▶ _Problem requirements_:
Return all of the data exactly as given.

►

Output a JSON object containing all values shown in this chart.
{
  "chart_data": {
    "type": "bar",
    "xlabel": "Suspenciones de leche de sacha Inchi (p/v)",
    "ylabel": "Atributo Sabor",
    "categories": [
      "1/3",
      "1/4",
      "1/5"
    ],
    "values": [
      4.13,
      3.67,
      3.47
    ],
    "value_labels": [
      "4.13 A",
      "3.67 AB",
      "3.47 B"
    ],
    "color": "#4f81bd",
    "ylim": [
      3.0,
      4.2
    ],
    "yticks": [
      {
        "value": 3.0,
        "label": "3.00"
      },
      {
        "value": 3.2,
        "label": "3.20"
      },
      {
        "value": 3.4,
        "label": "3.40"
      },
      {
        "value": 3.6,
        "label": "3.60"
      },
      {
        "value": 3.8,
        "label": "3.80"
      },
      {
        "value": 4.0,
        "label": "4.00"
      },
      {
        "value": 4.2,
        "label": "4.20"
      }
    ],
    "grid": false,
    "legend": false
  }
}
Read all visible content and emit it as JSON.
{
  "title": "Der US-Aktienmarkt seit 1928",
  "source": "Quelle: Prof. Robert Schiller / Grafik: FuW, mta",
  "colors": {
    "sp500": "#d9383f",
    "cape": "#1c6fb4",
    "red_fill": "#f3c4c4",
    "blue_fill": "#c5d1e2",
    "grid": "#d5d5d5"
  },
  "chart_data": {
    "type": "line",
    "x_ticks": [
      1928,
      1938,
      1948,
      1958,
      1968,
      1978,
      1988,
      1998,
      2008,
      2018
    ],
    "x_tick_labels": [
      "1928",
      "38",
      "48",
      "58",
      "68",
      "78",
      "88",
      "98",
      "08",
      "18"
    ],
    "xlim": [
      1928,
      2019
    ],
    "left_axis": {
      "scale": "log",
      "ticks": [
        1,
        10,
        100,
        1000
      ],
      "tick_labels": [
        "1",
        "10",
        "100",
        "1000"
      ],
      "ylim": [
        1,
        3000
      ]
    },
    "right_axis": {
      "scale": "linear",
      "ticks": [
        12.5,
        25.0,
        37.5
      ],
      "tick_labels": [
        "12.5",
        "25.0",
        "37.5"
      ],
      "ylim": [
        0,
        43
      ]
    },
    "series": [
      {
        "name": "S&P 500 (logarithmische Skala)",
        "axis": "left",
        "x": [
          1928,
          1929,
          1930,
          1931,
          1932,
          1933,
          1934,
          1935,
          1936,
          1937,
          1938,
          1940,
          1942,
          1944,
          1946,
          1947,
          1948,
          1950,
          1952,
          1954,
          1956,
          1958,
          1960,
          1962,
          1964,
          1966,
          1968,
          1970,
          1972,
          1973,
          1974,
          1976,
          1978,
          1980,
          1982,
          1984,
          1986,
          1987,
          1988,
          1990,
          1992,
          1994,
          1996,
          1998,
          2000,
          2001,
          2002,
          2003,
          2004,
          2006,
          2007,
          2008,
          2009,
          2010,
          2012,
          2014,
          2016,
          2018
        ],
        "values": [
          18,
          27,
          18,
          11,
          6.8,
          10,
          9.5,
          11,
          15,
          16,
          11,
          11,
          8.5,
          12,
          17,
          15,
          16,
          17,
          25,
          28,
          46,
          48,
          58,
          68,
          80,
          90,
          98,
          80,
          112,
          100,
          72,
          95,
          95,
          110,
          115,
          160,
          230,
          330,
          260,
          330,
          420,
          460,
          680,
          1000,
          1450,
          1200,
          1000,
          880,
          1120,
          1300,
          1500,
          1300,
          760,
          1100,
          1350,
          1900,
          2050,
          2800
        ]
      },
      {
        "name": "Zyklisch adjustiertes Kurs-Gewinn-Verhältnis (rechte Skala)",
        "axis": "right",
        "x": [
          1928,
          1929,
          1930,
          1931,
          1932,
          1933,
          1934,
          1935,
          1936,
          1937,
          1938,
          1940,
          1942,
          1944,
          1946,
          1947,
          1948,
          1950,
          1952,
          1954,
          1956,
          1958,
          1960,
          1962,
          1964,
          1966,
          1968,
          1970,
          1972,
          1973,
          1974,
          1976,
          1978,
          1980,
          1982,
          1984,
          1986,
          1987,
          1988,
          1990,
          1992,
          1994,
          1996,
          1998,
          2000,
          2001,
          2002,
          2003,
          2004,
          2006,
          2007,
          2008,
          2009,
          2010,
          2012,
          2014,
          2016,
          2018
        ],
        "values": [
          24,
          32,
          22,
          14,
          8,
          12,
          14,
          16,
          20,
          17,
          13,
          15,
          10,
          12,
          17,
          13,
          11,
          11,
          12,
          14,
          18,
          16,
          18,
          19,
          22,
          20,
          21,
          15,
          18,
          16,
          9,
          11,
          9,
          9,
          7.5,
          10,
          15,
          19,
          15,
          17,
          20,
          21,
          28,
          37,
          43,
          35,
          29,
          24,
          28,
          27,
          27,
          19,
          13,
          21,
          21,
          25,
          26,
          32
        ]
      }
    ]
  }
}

◄

▶ _Exercise answer_:
Output a JSON object containing all values shown in this chart.
{
  "chart_data": {
    "type": "bar",
    "xlabel": "Suspenciones de leche de sacha Inchi (p/v)",
    "ylabel": "Atributo Sabor",
    "categories": [
      "1/3",
      "1/4",
      "1/5"
    ],
    "values": [
      4.13,
      3.67,
      3.47
    ],
    "value_labels": [
      "4.13 A",
      "3.67 AB",
      "3.47 B"
    ],
    "color": "#4f81bd",
    "ylim": [
      3.0,
      4.2
    ],
    "yticks": [
      {
        "value": 3.0,
        "label": "3.00"
      },
      {
        "value": 3.2,
        "label": "3.20"
      },
      {
        "value": 3.4,
        "label": "3.40"
      },
      {
        "value": 3.6,
        "label": "3.60"
      },
      {
        "value": 3.8,
        "label": "3.80"
      },
      {
        "value": 4.0,
        "label": "4.00"
      },
      {
        "value": 4.2,
        "label": "4.20"
      }
    ],
    "grid": false,
    "legend": false
  }
}
Read all visible content and emit it as JSON.
{
  "title": "Der US-Aktienmarkt seit 1928",
  "source": "Quelle: Prof. Robert Schiller / Grafik: FuW, mta",
  "colors": {
    "sp500": "#d9383f",
    "cape": "#1c6fb4",
    "red_fill": "#f3c4c4",
    "blue_fill": "#c5d1e2",
    "grid": "#d5d5d5"
  },
  "chart_data": {
    "type": "line",
    "x_ticks": [
      1928,
      1938,
      1948,
      1958,
      1968,
      1978,
      1988,
      1998,
      2008,
      2018
    ],
    "x_tick_labels": [
      "1928",
      "38",
      "48",
      "58",
      "68",
      "78",
      "88",
      "98",
      "08",
      "18"
    ],
    "xlim": [
      1928,
      2019
    ],
    "left_axis": {
      "scale": "log",
      "ticks": [
        1,
        10,
        100,
        1000
      ],
      "tick_labels": [
        "1",
        "10",
        "100",
        "1000"
      ],
      "ylim": [
        1,
        3000
      ]
    },
    "right_axis": {
      "scale": "linear",
      "ticks": [
        12.5,
        25.0,
        37.5
      ],
      "tick_labels": [
        "12.5",
        "25.0",
        "37.5"
      ],
      "ylim": [
        0,
        43
      ]
    },
    "series": [
      {
        "name": "S&P 500 (logarithmische Skala)",
        "axis": "left",
        "x": [
          1928,
          1929,
          1930,
          1931,
          1932,
          1933,
          1934,
          1935,
          1936,
          1937,
          1938,
          1940,
          1942,
          1944,
          1946,
          1947,
          1948,
          1950,
          1952,
          1954,
          1956,
          1958,
          1960,
          1962,
          1964,
          1966,
          1968,
          1970,
          1972,
          1973,
          1974,
          1976,
          1978,
          1980,
          1982,
          1984,
          1986,
          1987,
          1988,
          1990,
          1992,
          1994,
          1996,
          1998,
          2000,
          2001,
          2002,
          2003,
          2004,
          2006,
          2007,
          2008,
          2009,
          2010,
          2012,
          2014,
          2016,
          2018
        ],
        "values": [
          18,
          27,
          18,
          11,
          6.8,
          10,
          9.5,
          11,
          15,
          16,
          11,
          11,
          8.5,
          12,
          17,
          15,
          16,
          17,
          25,
          28,
          46,
          48,
          58,
          68,
          80,
          90,
          98,
          80,
          112,
          100,
          72,
          95,
          95,
          110,
          115,
          160,
          230,
          330,
          260,
          330,
          420,
          460,
          680,
          1000,
          1450,
          1200,
          1000,
          880,
          1120,
          1300,
          1500,
          1300,
          760,
          1100,
          1350,
          1900,
          2050,
          2800
        ]
      },
      {
        "name": "Zyklisch adjustiertes Kurs-Gewinn-Verhältnis (rechte Skala)",
        "axis": "right",
        "x": [
          1928,
          1929,
          1930,
          1931,
          1932,
          1933,
          1934,
          1935,
          1936,
          1937,
          1938,
          1940,
          1942,
          1944,
          1946,
          1947,
          1948,
          1950,
          1952,
          1954,
          1956,
          1958,
          1960,
          1962,
          1964,
          1966,
          1968,
          1970,
          1972,
          1973,
          1974,
          1976,
          1978,
          1980,
          1982,
          1984,
          1986,
          1987,
          1988,
          1990,
          1992,
          1994,
          1996,
          1998,
          2000,
          2001,
          2002,
          2003,
          2004,
          2006,
          2007,
          2008,
          2009,
          2010,
          2012,
          2014,
          2016,
          2018
        ],
        "values": [
          24,
          32,
          22,
          14,
          8,
          12,
          14,
          16,
          20,
          17,
          13,
          15,
          10,
          12,
          17,
          13,
          11,
          11,
          12,
          14,
          18,
          16,
          18,
          19,
          22,
          20,
          21,
          15,
          18,
          16,
          9,
          11,
          9,
          9,
          7.5,
          10,
          15,
          19,
          15,
          17,
          20,
          21,
          28,
          37,
          43,
          35,
          29,
          24,
          28,
          27,
          27,
          19,
          13,
          21,
          21,
          25,
          26,
          32
        ]
      }
    ]
  }
}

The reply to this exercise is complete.